WORK INSTRUCTIONS: Your task is to repeat the entries underneath exactly, minus the pictures.

ITEMS:
^^^^^^^^^^^^^^^^
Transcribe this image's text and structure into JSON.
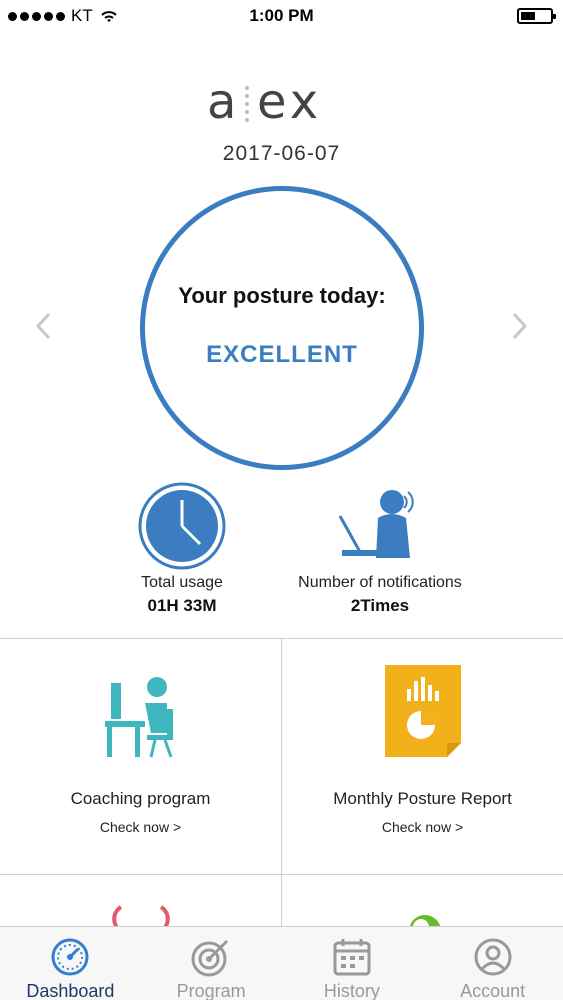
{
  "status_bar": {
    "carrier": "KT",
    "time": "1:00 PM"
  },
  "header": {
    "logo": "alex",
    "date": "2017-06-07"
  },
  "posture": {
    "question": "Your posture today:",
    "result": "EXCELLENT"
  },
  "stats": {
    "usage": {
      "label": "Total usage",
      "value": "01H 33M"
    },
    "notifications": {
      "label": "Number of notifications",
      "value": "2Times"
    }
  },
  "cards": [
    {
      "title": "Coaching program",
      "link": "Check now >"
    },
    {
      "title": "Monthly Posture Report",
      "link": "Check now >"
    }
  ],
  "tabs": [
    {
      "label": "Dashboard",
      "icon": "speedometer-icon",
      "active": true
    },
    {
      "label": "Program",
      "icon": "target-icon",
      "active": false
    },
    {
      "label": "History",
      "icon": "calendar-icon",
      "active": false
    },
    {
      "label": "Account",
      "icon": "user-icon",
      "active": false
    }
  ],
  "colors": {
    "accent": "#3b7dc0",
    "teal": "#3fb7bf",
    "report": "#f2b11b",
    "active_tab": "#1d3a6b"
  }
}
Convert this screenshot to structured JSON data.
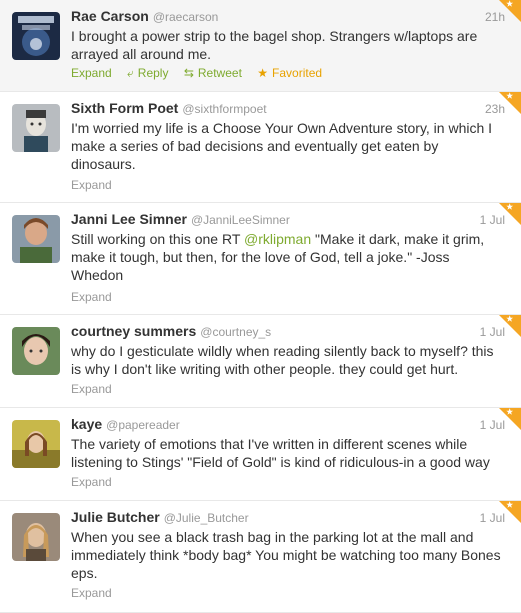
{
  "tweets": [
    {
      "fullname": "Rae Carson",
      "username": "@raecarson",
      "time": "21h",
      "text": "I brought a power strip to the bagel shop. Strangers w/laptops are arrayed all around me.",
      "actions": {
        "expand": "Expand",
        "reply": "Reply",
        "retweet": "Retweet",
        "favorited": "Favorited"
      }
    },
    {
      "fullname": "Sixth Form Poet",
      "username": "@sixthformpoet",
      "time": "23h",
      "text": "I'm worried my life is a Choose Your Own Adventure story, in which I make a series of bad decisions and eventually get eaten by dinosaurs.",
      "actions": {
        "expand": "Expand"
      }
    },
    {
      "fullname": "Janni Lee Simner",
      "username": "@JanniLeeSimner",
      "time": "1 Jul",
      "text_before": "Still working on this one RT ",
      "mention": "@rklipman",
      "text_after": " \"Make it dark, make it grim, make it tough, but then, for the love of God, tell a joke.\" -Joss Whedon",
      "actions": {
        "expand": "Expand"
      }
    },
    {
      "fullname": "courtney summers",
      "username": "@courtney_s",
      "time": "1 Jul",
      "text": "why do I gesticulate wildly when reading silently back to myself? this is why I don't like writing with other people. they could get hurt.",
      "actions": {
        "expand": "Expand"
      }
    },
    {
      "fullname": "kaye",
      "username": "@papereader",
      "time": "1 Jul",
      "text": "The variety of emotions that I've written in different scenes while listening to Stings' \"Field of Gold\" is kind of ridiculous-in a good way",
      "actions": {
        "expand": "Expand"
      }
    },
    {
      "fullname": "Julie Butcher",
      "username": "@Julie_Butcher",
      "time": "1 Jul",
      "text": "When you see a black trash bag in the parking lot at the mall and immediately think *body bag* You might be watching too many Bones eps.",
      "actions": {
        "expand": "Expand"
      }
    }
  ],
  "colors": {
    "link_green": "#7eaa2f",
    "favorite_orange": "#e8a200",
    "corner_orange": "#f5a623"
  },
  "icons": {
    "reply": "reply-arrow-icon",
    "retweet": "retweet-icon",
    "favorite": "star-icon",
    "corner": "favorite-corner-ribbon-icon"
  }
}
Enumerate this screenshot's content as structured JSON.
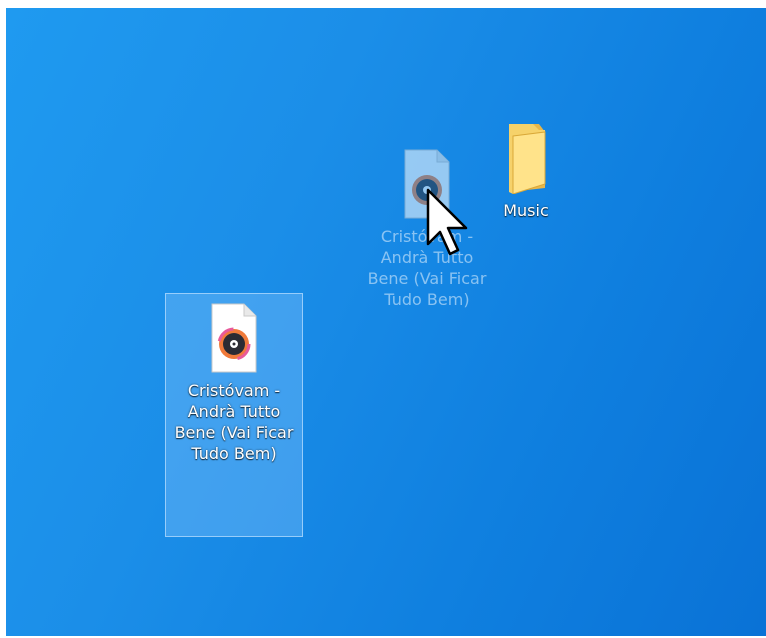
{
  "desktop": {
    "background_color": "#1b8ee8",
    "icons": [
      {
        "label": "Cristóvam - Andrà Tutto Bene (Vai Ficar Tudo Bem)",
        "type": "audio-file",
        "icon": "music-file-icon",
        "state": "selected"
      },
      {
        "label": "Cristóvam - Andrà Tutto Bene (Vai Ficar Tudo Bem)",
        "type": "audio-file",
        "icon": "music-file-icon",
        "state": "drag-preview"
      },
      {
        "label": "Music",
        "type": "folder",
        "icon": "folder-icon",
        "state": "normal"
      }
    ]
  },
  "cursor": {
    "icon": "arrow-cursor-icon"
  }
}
^^^^^^^^^^^^^^^^
RESULT OF THE TASK:
Transcribe this image's text and structure into JSON.
{
  "status_bar": {
    "carrier": "KT",
    "time": "1:00 PM"
  },
  "header": {
    "logo": "alex",
    "date": "2017-06-07"
  },
  "posture": {
    "question": "Your posture today:",
    "result": "EXCELLENT"
  },
  "stats": {
    "usage": {
      "label": "Total usage",
      "value": "01H 33M"
    },
    "notifications": {
      "label": "Number of notifications",
      "value": "2Times"
    }
  },
  "cards": [
    {
      "title": "Coaching program",
      "link": "Check now >"
    },
    {
      "title": "Monthly Posture Report",
      "link": "Check now >"
    }
  ],
  "tabs": [
    {
      "label": "Dashboard",
      "icon": "speedometer-icon",
      "active": true
    },
    {
      "label": "Program",
      "icon": "target-icon",
      "active": false
    },
    {
      "label": "History",
      "icon": "calendar-icon",
      "active": false
    },
    {
      "label": "Account",
      "icon": "user-icon",
      "active": false
    }
  ],
  "colors": {
    "accent": "#3b7dc0",
    "teal": "#3fb7bf",
    "report": "#f2b11b",
    "active_tab": "#1d3a6b"
  }
}
Convert this screenshot to structured JSON data.
{
  "tweets": [
    {
      "fullname": "Rae Carson",
      "username": "@raecarson",
      "time": "21h",
      "text": "I brought a power strip to the bagel shop. Strangers w/laptops are arrayed all around me.",
      "actions": {
        "expand": "Expand",
        "reply": "Reply",
        "retweet": "Retweet",
        "favorited": "Favorited"
      }
    },
    {
      "fullname": "Sixth Form Poet",
      "username": "@sixthformpoet",
      "time": "23h",
      "text": "I'm worried my life is a Choose Your Own Adventure story, in which I make a series of bad decisions and eventually get eaten by dinosaurs.",
      "actions": {
        "expand": "Expand"
      }
    },
    {
      "fullname": "Janni Lee Simner",
      "username": "@JanniLeeSimner",
      "time": "1 Jul",
      "text_before": "Still working on this one RT ",
      "mention": "@rklipman",
      "text_after": " \"Make it dark, make it grim, make it tough, but then, for the love of God, tell a joke.\" -Joss Whedon",
      "actions": {
        "expand": "Expand"
      }
    },
    {
      "fullname": "courtney summers",
      "username": "@courtney_s",
      "time": "1 Jul",
      "text": "why do I gesticulate wildly when reading silently back to myself? this is why I don't like writing with other people. they could get hurt.",
      "actions": {
        "expand": "Expand"
      }
    },
    {
      "fullname": "kaye",
      "username": "@papereader",
      "time": "1 Jul",
      "text": "The variety of emotions that I've written in different scenes while listening to Stings' \"Field of Gold\" is kind of ridiculous-in a good way",
      "actions": {
        "expand": "Expand"
      }
    },
    {
      "fullname": "Julie Butcher",
      "username": "@Julie_Butcher",
      "time": "1 Jul",
      "text": "When you see a black trash bag in the parking lot at the mall and immediately think *body bag* You might be watching too many Bones eps.",
      "actions": {
        "expand": "Expand"
      }
    }
  ],
  "colors": {
    "link_green": "#7eaa2f",
    "favorite_orange": "#e8a200",
    "corner_orange": "#f5a623"
  },
  "icons": {
    "reply": "reply-arrow-icon",
    "retweet": "retweet-icon",
    "favorite": "star-icon",
    "corner": "favorite-corner-ribbon-icon"
  }
}
Enumerate this screenshot's content as structured JSON.
{
  "desktop": {
    "background_color": "#1b8ee8",
    "icons": [
      {
        "label": "Cristóvam - Andrà Tutto Bene (Vai Ficar Tudo Bem)",
        "type": "audio-file",
        "icon": "music-file-icon",
        "state": "selected"
      },
      {
        "label": "Cristóvam - Andrà Tutto Bene (Vai Ficar Tudo Bem)",
        "type": "audio-file",
        "icon": "music-file-icon",
        "state": "drag-preview"
      },
      {
        "label": "Music",
        "type": "folder",
        "icon": "folder-icon",
        "state": "normal"
      }
    ]
  },
  "cursor": {
    "icon": "arrow-cursor-icon"
  }
}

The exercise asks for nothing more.